Images do not belong in the copy. Retype all the entries below exactly.

>> BEGIN RECORD SET

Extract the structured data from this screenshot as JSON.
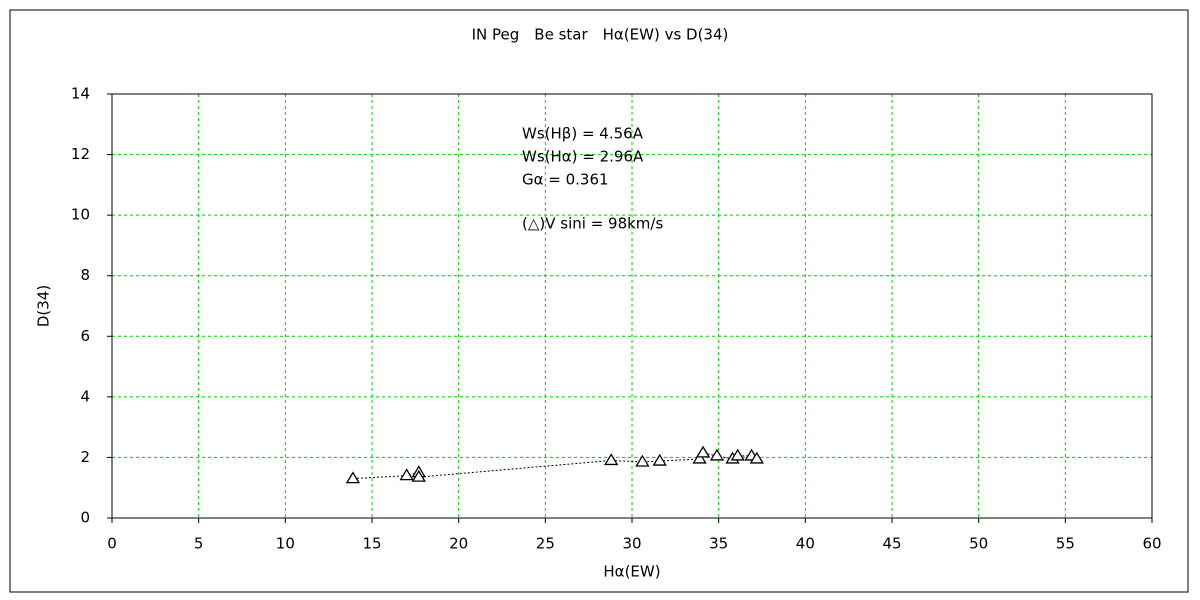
{
  "chart_data": {
    "type": "scatter",
    "title": "IN Peg　Be star　Hα(EW) vs D(34)",
    "x_label": "Hα(EW)",
    "y_label": "D(34)",
    "annotations": [
      "Ws(Hβ) = 4.56A",
      "Ws(Hα) = 2.96A",
      "Gα = 0.361",
      "(△)V sini = 98km/s"
    ],
    "series": [
      {
        "color": "#000000",
        "x": [
          13.9,
          17.0,
          17.7,
          17.7,
          28.8,
          30.6,
          31.6,
          33.9,
          34.1,
          34.9,
          35.8,
          36.1,
          36.9,
          37.2
        ],
        "values": [
          1.3,
          1.4,
          1.5,
          1.35,
          1.9,
          1.85,
          1.88,
          1.95,
          2.15,
          2.05,
          1.95,
          2.05,
          2.05,
          1.95
        ]
      }
    ],
    "xlim": [
      0,
      60
    ],
    "xticks": [
      0,
      5,
      10,
      15,
      20,
      25,
      30,
      35,
      40,
      45,
      50,
      55,
      60
    ],
    "ylim": [
      0,
      14
    ],
    "yticks": [
      0,
      2,
      4,
      6,
      8,
      10,
      12,
      14
    ],
    "grid": true
  }
}
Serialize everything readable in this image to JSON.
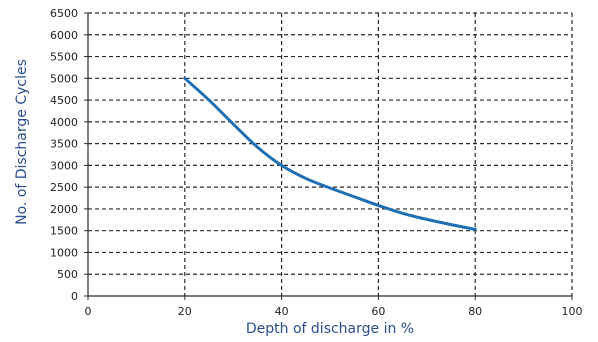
{
  "chart_data": {
    "type": "line",
    "title": "",
    "xlabel": "Depth of discharge in %",
    "ylabel": "No. of Discharge Cycles",
    "xlim": [
      0,
      100
    ],
    "ylim": [
      0,
      6500
    ],
    "x_ticks": [
      0,
      20,
      40,
      60,
      80,
      100
    ],
    "y_ticks": [
      0,
      500,
      1000,
      1500,
      2000,
      2500,
      3000,
      3500,
      4000,
      4500,
      5000,
      5500,
      6000,
      6500
    ],
    "grid": true,
    "grid_style": "dashed",
    "legend": "none",
    "series": [
      {
        "color": "#1f6fb4",
        "x": [
          20,
          25,
          30,
          35,
          40,
          45,
          50,
          55,
          60,
          65,
          70,
          75,
          80
        ],
        "y": [
          5000,
          4500,
          3950,
          3420,
          3000,
          2700,
          2480,
          2280,
          2080,
          1900,
          1760,
          1640,
          1530
        ]
      }
    ]
  }
}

>> END RECORD SET

## WRITTEN REPLY:
Extract the structured data from this screenshot as JSON.
{
  "chart_data": {
    "type": "scatter",
    "title": "IN Peg　Be star　Hα(EW) vs D(34)",
    "x_label": "Hα(EW)",
    "y_label": "D(34)",
    "annotations": [
      "Ws(Hβ) = 4.56A",
      "Ws(Hα) = 2.96A",
      "Gα = 0.361",
      "(△)V sini = 98km/s"
    ],
    "series": [
      {
        "color": "#000000",
        "x": [
          13.9,
          17.0,
          17.7,
          17.7,
          28.8,
          30.6,
          31.6,
          33.9,
          34.1,
          34.9,
          35.8,
          36.1,
          36.9,
          37.2
        ],
        "values": [
          1.3,
          1.4,
          1.5,
          1.35,
          1.9,
          1.85,
          1.88,
          1.95,
          2.15,
          2.05,
          1.95,
          2.05,
          2.05,
          1.95
        ]
      }
    ],
    "xlim": [
      0,
      60
    ],
    "xticks": [
      0,
      5,
      10,
      15,
      20,
      25,
      30,
      35,
      40,
      45,
      50,
      55,
      60
    ],
    "ylim": [
      0,
      14
    ],
    "yticks": [
      0,
      2,
      4,
      6,
      8,
      10,
      12,
      14
    ],
    "grid": true
  }
}
Serialize everything readable in this image to JSON.
{
  "chart_data": {
    "type": "line",
    "title": "",
    "xlabel": "Depth of discharge in %",
    "ylabel": "No. of Discharge Cycles",
    "xlim": [
      0,
      100
    ],
    "ylim": [
      0,
      6500
    ],
    "x_ticks": [
      0,
      20,
      40,
      60,
      80,
      100
    ],
    "y_ticks": [
      0,
      500,
      1000,
      1500,
      2000,
      2500,
      3000,
      3500,
      4000,
      4500,
      5000,
      5500,
      6000,
      6500
    ],
    "grid": true,
    "grid_style": "dashed",
    "legend": "none",
    "series": [
      {
        "color": "#1f6fb4",
        "x": [
          20,
          25,
          30,
          35,
          40,
          45,
          50,
          55,
          60,
          65,
          70,
          75,
          80
        ],
        "y": [
          5000,
          4500,
          3950,
          3420,
          3000,
          2700,
          2480,
          2280,
          2080,
          1900,
          1760,
          1640,
          1530
        ]
      }
    ]
  }
}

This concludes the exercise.